___ Data listing ___

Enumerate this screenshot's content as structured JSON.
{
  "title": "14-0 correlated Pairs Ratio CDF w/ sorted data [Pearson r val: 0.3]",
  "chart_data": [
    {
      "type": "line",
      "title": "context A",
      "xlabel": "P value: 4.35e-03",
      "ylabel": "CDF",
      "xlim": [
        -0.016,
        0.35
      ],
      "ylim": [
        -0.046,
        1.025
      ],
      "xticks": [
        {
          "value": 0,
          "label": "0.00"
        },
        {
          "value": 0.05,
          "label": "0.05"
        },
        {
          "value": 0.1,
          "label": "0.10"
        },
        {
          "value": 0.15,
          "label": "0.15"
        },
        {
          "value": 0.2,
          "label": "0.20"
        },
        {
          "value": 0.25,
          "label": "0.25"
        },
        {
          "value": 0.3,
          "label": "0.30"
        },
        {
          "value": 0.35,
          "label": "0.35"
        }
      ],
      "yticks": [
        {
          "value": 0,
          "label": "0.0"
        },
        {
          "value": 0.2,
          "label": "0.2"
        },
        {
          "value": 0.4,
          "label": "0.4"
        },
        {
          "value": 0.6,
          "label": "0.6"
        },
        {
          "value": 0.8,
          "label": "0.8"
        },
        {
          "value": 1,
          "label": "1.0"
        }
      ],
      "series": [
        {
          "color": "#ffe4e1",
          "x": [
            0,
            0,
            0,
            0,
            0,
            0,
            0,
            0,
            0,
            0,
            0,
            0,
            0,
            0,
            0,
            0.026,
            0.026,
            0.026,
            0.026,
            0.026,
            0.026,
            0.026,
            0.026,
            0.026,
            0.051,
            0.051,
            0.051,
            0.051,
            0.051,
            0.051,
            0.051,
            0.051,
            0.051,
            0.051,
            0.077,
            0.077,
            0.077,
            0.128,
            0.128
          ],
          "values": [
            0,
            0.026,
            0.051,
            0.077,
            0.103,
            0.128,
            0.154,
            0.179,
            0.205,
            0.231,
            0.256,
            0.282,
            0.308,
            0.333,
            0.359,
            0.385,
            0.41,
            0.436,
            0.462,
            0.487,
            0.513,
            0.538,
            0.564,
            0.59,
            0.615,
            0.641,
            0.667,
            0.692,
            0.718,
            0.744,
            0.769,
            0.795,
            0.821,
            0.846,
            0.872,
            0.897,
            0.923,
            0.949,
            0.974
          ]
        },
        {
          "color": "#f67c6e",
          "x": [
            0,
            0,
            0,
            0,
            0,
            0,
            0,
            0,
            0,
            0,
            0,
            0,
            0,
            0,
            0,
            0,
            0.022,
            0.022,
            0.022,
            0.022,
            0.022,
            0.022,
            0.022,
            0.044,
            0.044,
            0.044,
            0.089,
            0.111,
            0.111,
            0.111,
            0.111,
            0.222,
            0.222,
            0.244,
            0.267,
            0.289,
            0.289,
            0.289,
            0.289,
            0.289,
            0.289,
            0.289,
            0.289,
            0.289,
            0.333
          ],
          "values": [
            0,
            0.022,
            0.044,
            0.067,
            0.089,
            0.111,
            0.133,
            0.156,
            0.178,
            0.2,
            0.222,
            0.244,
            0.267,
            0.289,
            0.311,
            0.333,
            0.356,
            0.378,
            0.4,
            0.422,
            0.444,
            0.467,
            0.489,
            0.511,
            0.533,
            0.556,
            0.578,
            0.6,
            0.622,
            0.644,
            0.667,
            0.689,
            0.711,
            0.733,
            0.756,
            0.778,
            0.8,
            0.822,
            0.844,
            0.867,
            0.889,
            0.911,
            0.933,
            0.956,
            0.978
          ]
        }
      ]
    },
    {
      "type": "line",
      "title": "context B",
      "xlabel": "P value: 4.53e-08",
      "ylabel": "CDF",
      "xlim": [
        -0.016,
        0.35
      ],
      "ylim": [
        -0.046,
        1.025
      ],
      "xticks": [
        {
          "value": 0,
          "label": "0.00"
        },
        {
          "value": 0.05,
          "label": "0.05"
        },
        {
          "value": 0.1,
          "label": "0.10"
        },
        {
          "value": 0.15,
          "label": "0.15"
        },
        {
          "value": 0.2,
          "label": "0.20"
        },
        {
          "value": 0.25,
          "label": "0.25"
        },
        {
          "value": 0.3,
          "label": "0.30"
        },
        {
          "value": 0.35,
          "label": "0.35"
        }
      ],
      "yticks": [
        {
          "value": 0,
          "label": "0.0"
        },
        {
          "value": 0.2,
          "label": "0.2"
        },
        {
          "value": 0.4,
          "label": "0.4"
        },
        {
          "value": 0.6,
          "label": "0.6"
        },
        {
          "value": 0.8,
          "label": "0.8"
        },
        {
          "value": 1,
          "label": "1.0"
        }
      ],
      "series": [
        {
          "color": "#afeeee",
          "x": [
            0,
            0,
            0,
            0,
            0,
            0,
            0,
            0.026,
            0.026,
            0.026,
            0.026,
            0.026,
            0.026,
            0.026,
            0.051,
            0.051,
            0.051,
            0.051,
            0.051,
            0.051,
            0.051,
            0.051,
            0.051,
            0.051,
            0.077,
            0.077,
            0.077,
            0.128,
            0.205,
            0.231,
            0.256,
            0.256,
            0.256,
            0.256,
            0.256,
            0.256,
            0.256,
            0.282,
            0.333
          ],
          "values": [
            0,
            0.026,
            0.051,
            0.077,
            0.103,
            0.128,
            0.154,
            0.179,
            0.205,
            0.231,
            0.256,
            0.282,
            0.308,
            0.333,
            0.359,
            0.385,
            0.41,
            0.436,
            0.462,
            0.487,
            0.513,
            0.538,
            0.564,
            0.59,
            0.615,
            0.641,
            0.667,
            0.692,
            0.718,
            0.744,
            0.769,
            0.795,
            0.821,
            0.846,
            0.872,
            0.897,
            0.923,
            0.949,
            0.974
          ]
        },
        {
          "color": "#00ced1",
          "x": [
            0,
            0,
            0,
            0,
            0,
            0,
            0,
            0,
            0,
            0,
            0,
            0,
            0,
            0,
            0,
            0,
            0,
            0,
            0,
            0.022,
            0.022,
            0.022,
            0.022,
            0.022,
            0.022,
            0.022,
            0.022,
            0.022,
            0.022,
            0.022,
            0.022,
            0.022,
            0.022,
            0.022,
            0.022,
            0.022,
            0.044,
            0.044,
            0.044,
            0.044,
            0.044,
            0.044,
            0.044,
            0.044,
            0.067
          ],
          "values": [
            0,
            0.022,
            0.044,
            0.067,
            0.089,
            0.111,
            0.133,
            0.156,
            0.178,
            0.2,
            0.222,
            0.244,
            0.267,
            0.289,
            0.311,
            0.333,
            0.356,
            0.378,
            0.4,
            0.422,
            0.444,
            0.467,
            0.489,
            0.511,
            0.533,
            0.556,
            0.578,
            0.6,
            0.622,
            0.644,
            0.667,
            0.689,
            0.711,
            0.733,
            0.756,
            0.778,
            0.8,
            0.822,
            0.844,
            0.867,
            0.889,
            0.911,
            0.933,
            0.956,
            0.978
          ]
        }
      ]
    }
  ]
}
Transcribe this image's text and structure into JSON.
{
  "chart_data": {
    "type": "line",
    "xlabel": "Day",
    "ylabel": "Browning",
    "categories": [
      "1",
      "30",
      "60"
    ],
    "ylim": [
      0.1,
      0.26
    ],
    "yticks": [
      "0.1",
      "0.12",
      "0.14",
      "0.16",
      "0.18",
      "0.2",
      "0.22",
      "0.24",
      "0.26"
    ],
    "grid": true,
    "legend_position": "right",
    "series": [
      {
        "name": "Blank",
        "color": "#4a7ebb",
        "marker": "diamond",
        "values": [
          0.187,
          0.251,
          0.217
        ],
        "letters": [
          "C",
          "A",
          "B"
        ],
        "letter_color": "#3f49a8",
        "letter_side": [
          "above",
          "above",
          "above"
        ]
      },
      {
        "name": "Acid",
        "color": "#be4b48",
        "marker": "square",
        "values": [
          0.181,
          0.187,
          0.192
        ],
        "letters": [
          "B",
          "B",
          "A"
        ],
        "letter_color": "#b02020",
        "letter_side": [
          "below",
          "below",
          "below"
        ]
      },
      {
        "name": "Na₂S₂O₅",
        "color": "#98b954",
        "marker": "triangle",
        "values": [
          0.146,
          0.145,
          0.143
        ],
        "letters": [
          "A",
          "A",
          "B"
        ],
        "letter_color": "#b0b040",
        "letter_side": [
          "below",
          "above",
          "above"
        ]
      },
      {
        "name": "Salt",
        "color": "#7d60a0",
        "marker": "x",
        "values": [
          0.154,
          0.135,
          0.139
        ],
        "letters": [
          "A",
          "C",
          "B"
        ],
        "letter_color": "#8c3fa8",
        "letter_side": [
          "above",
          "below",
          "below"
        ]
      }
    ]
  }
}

___

State the count of lines in the data holding the word "xlabel", adding nothing to it.

3